- _Set exercise_
Reproduce the material in full, unchanged.

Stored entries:
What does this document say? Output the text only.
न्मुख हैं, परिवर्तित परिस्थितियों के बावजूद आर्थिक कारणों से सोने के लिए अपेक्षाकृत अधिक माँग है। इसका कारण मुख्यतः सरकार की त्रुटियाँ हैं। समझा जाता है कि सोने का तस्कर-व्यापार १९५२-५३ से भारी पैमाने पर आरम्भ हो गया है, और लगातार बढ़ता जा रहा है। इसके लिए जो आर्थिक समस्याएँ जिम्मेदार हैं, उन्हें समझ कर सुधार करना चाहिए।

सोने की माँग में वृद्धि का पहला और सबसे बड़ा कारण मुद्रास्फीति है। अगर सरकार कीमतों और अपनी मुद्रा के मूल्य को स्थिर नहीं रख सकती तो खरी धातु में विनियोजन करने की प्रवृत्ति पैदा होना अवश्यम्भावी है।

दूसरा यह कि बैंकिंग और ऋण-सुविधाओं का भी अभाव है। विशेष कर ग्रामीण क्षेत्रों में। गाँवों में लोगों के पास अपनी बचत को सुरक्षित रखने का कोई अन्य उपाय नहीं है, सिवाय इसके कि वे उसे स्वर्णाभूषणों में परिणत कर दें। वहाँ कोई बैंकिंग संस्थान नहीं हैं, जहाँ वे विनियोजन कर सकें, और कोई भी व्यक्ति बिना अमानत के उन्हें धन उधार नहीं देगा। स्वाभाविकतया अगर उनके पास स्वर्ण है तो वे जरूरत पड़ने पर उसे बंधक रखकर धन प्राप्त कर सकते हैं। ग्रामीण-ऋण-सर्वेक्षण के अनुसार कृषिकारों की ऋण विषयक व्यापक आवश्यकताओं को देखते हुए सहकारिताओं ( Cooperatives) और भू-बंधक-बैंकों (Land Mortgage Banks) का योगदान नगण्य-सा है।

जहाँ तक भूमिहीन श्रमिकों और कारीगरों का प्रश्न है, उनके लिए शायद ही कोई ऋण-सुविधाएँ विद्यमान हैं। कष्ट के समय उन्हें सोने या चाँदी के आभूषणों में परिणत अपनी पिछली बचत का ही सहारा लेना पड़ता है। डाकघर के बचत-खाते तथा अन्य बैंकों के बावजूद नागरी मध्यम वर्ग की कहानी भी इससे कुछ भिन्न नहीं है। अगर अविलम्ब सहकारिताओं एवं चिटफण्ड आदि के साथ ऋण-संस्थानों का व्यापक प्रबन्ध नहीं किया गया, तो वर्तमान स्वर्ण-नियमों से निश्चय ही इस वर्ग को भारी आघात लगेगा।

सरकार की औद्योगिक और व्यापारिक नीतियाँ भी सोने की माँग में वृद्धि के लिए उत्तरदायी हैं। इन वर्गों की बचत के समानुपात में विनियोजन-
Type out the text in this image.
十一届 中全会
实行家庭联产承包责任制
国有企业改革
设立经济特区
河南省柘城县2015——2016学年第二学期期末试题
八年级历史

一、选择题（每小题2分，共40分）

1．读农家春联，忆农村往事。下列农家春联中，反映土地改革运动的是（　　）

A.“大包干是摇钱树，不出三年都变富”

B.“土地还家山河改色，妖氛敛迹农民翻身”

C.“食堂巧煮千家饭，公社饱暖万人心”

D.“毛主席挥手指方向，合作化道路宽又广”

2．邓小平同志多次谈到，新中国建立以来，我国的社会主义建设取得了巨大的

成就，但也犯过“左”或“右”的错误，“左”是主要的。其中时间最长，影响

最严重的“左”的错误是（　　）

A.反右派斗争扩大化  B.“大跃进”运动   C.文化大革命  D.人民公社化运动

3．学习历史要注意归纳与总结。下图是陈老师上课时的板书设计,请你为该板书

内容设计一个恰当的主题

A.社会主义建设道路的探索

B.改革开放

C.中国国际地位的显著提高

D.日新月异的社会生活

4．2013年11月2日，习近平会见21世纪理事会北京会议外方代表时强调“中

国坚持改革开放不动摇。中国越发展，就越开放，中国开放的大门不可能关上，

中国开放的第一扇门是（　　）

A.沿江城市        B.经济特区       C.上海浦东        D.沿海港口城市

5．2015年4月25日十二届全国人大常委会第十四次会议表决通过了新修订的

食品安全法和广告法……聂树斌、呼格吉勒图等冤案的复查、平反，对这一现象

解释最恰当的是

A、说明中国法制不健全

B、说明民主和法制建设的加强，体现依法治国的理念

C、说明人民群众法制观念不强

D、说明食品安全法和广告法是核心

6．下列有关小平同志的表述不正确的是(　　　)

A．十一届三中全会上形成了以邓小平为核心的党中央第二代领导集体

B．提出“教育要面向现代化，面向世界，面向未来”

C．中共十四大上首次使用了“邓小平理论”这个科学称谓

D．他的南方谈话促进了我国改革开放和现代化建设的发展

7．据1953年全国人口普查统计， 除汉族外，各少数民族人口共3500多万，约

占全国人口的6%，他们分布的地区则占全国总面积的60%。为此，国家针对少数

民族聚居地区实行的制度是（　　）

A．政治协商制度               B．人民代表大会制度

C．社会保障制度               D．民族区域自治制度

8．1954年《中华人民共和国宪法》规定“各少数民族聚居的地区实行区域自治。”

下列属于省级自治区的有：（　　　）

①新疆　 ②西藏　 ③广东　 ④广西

- _Result of this task_
What does this document say? Output the text only.
न्मुख हैं, परिवर्तित परिस्थितियों के बावजूद आर्थिक कारणों से सोने के लिए अपेक्षाकृत अधिक माँग है। इसका कारण मुख्यतः सरकार की त्रुटियाँ हैं। समझा जाता है कि सोने का तस्कर-व्यापार १९५२-५३ से भारी पैमाने पर आरम्भ हो गया है, और लगातार बढ़ता जा रहा है। इसके लिए जो आर्थिक समस्याएँ जिम्मेदार हैं, उन्हें समझ कर सुधार करना चाहिए।

सोने की माँग में वृद्धि का पहला और सबसे बड़ा कारण मुद्रास्फीति है। अगर सरकार कीमतों और अपनी मुद्रा के मूल्य को स्थिर नहीं रख सकती तो खरी धातु में विनियोजन करने की प्रवृत्ति पैदा होना अवश्यम्भावी है।

दूसरा यह कि बैंकिंग और ऋण-सुविधाओं का भी अभाव है। विशेष कर ग्रामीण क्षेत्रों में। गाँवों में लोगों के पास अपनी बचत को सुरक्षित रखने का कोई अन्य उपाय नहीं है, सिवाय इसके कि वे उसे स्वर्णाभूषणों में परिणत कर दें। वहाँ कोई बैंकिंग संस्थान नहीं हैं, जहाँ वे विनियोजन कर सकें, और कोई भी व्यक्ति बिना अमानत के उन्हें धन उधार नहीं देगा। स्वाभाविकतया अगर उनके पास स्वर्ण है तो वे जरूरत पड़ने पर उसे बंधक रखकर धन प्राप्त कर सकते हैं। ग्रामीण-ऋण-सर्वेक्षण के अनुसार कृषिकारों की ऋण विषयक व्यापक आवश्यकताओं को देखते हुए सहकारिताओं ( Cooperatives) और भू-बंधक-बैंकों (Land Mortgage Banks) का योगदान नगण्य-सा है।

जहाँ तक भूमिहीन श्रमिकों और कारीगरों का प्रश्न है, उनके लिए शायद ही कोई ऋण-सुविधाएँ विद्यमान हैं। कष्ट के समय उन्हें सोने या चाँदी के आभूषणों में परिणत अपनी पिछली बचत का ही सहारा लेना पड़ता है। डाकघर के बचत-खाते तथा अन्य बैंकों के बावजूद नागरी मध्यम वर्ग की कहानी भी इससे कुछ भिन्न नहीं है। अगर अविलम्ब सहकारिताओं एवं चिटफण्ड आदि के साथ ऋण-संस्थानों का व्यापक प्रबन्ध नहीं किया गया, तो वर्तमान स्वर्ण-नियमों से निश्चय ही इस वर्ग को भारी आघात लगेगा।

सरकार की औद्योगिक और व्यापारिक नीतियाँ भी सोने की माँग में वृद्धि के लिए उत्तरदायी हैं। इन वर्गों की बचत के समानुपात में विनियोजन-
Type out the text in this image.
十一届 中全会
实行家庭联产承包责任制
国有企业改革
设立经济特区
河南省柘城县2015——2016学年第二学期期末试题
八年级历史

一、选择题（每小题2分，共40分）

1．读农家春联，忆农村往事。下列农家春联中，反映土地改革运动的是（　　）

A.“大包干是摇钱树，不出三年都变富”

B.“土地还家山河改色，妖氛敛迹农民翻身”

C.“食堂巧煮千家饭，公社饱暖万人心”

D.“毛主席挥手指方向，合作化道路宽又广”

2．邓小平同志多次谈到，新中国建立以来，我国的社会主义建设取得了巨大的

成就，但也犯过“左”或“右”的错误，“左”是主要的。其中时间最长，影响

最严重的“左”的错误是（　　）

A.反右派斗争扩大化  B.“大跃进”运动   C.文化大革命  D.人民公社化运动

3．学习历史要注意归纳与总结。下图是陈老师上课时的板书设计,请你为该板书

内容设计一个恰当的主题

A.社会主义建设道路的探索

B.改革开放

C.中国国际地位的显著提高

D.日新月异的社会生活

4．2013年11月2日，习近平会见21世纪理事会北京会议外方代表时强调“中

国坚持改革开放不动摇。中国越发展，就越开放，中国开放的大门不可能关上，

中国开放的第一扇门是（　　）

A.沿江城市        B.经济特区       C.上海浦东        D.沿海港口城市

5．2015年4月25日十二届全国人大常委会第十四次会议表决通过了新修订的

食品安全法和广告法……聂树斌、呼格吉勒图等冤案的复查、平反，对这一现象

解释最恰当的是

A、说明中国法制不健全

B、说明民主和法制建设的加强，体现依法治国的理念

C、说明人民群众法制观念不强

D、说明食品安全法和广告法是核心

6．下列有关小平同志的表述不正确的是(　　　)

A．十一届三中全会上形成了以邓小平为核心的党中央第二代领导集体

B．提出“教育要面向现代化，面向世界，面向未来”

C．中共十四大上首次使用了“邓小平理论”这个科学称谓

D．他的南方谈话促进了我国改革开放和现代化建设的发展

7．据1953年全国人口普查统计， 除汉族外，各少数民族人口共3500多万，约

占全国人口的6%，他们分布的地区则占全国总面积的60%。为此，国家针对少数

民族聚居地区实行的制度是（　　）

A．政治协商制度               B．人民代表大会制度

C．社会保障制度               D．民族区域自治制度

8．1954年《中华人民共和国宪法》规定“各少数民族聚居的地区实行区域自治。”

下列属于省级自治区的有：（　　　）

①新疆　 ②西藏　 ③广东　 ④广西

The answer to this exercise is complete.